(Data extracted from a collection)

>> Begin

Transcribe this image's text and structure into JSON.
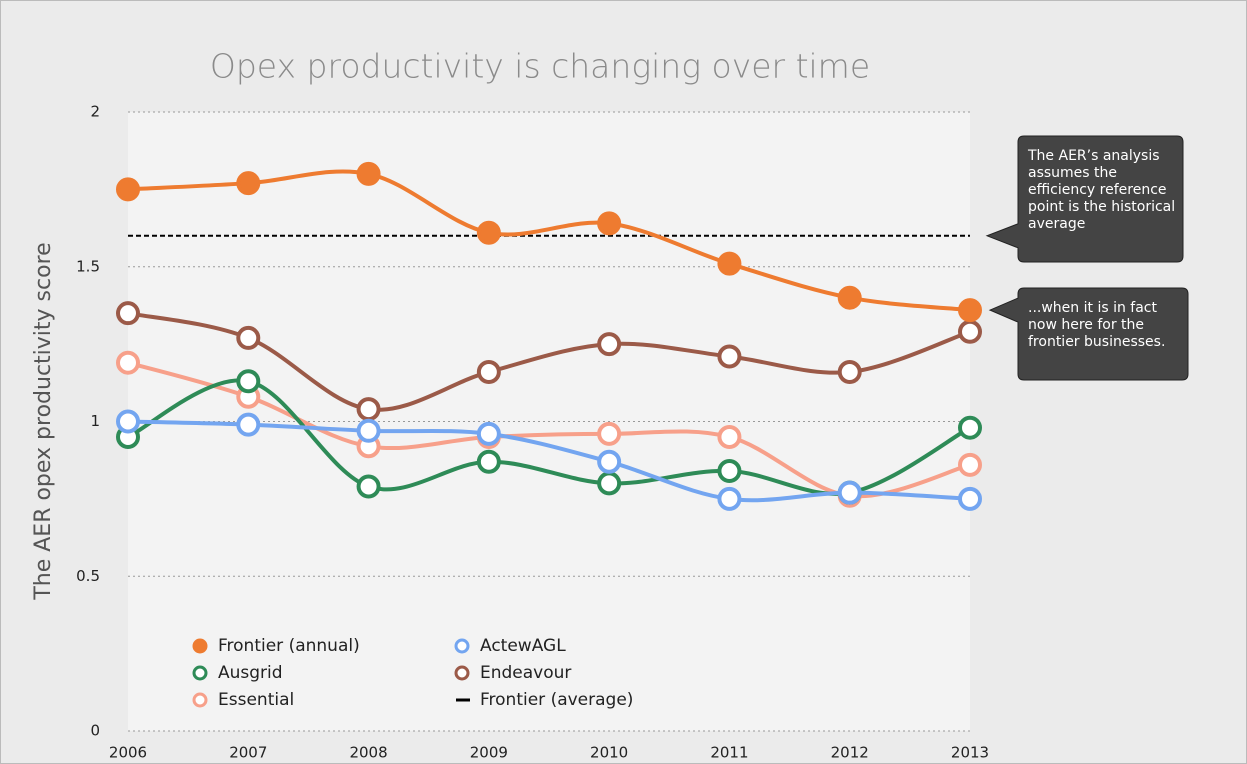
{
  "chart_data": {
    "type": "line",
    "title": "Opex productivity is changing over time",
    "y_label": "The AER opex productivity score",
    "categories": [
      "2006",
      "2007",
      "2008",
      "2009",
      "2010",
      "2011",
      "2012",
      "2013"
    ],
    "ylim": [
      0,
      2
    ],
    "yticks": [
      0,
      0.5,
      1,
      1.5,
      2
    ],
    "grid": true,
    "series": [
      {
        "name": "Frontier (annual)",
        "color": "#ee7b30",
        "marker": "filled",
        "values": [
          1.75,
          1.77,
          1.8,
          1.61,
          1.64,
          1.51,
          1.4,
          1.36
        ]
      },
      {
        "name": "Ausgrid",
        "color": "#2e8b57",
        "marker": "open",
        "values": [
          0.95,
          1.13,
          0.79,
          0.87,
          0.8,
          0.84,
          0.77,
          0.98
        ]
      },
      {
        "name": "Essential",
        "color": "#f7a08a",
        "marker": "open",
        "values": [
          1.19,
          1.08,
          0.92,
          0.95,
          0.96,
          0.95,
          0.76,
          0.86
        ]
      },
      {
        "name": "ActewAGL",
        "color": "#73a5f0",
        "marker": "open",
        "values": [
          1.0,
          0.99,
          0.97,
          0.96,
          0.87,
          0.75,
          0.77,
          0.75
        ]
      },
      {
        "name": "Endeavour",
        "color": "#9b5a48",
        "marker": "open",
        "values": [
          1.35,
          1.27,
          1.04,
          1.16,
          1.25,
          1.21,
          1.16,
          1.29
        ]
      }
    ],
    "reference_line": {
      "name": "Frontier (average)",
      "color": "#000000",
      "value": 1.6
    },
    "annotations": [
      "The AER’s analysis assumes the efficiency reference point is the historical average",
      "...when it is in fact now here for the frontier businesses."
    ]
  }
}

>> End

● Problem statement: Your task is to retype all the entries exactly and leave out any pictures.

● Solution for this task:
Transcribe this image's text and structure into JSON.
{
  "chart_data": {
    "type": "line",
    "title": "Opex productivity is changing over time",
    "y_label": "The AER opex productivity score",
    "categories": [
      "2006",
      "2007",
      "2008",
      "2009",
      "2010",
      "2011",
      "2012",
      "2013"
    ],
    "ylim": [
      0,
      2
    ],
    "yticks": [
      0,
      0.5,
      1,
      1.5,
      2
    ],
    "grid": true,
    "series": [
      {
        "name": "Frontier (annual)",
        "color": "#ee7b30",
        "marker": "filled",
        "values": [
          1.75,
          1.77,
          1.8,
          1.61,
          1.64,
          1.51,
          1.4,
          1.36
        ]
      },
      {
        "name": "Ausgrid",
        "color": "#2e8b57",
        "marker": "open",
        "values": [
          0.95,
          1.13,
          0.79,
          0.87,
          0.8,
          0.84,
          0.77,
          0.98
        ]
      },
      {
        "name": "Essential",
        "color": "#f7a08a",
        "marker": "open",
        "values": [
          1.19,
          1.08,
          0.92,
          0.95,
          0.96,
          0.95,
          0.76,
          0.86
        ]
      },
      {
        "name": "ActewAGL",
        "color": "#73a5f0",
        "marker": "open",
        "values": [
          1.0,
          0.99,
          0.97,
          0.96,
          0.87,
          0.75,
          0.77,
          0.75
        ]
      },
      {
        "name": "Endeavour",
        "color": "#9b5a48",
        "marker": "open",
        "values": [
          1.35,
          1.27,
          1.04,
          1.16,
          1.25,
          1.21,
          1.16,
          1.29
        ]
      }
    ],
    "reference_line": {
      "name": "Frontier (average)",
      "color": "#000000",
      "value": 1.6
    },
    "annotations": [
      "The AER’s analysis assumes the efficiency reference point is the historical average",
      "...when it is in fact now here for the frontier businesses."
    ]
  }
}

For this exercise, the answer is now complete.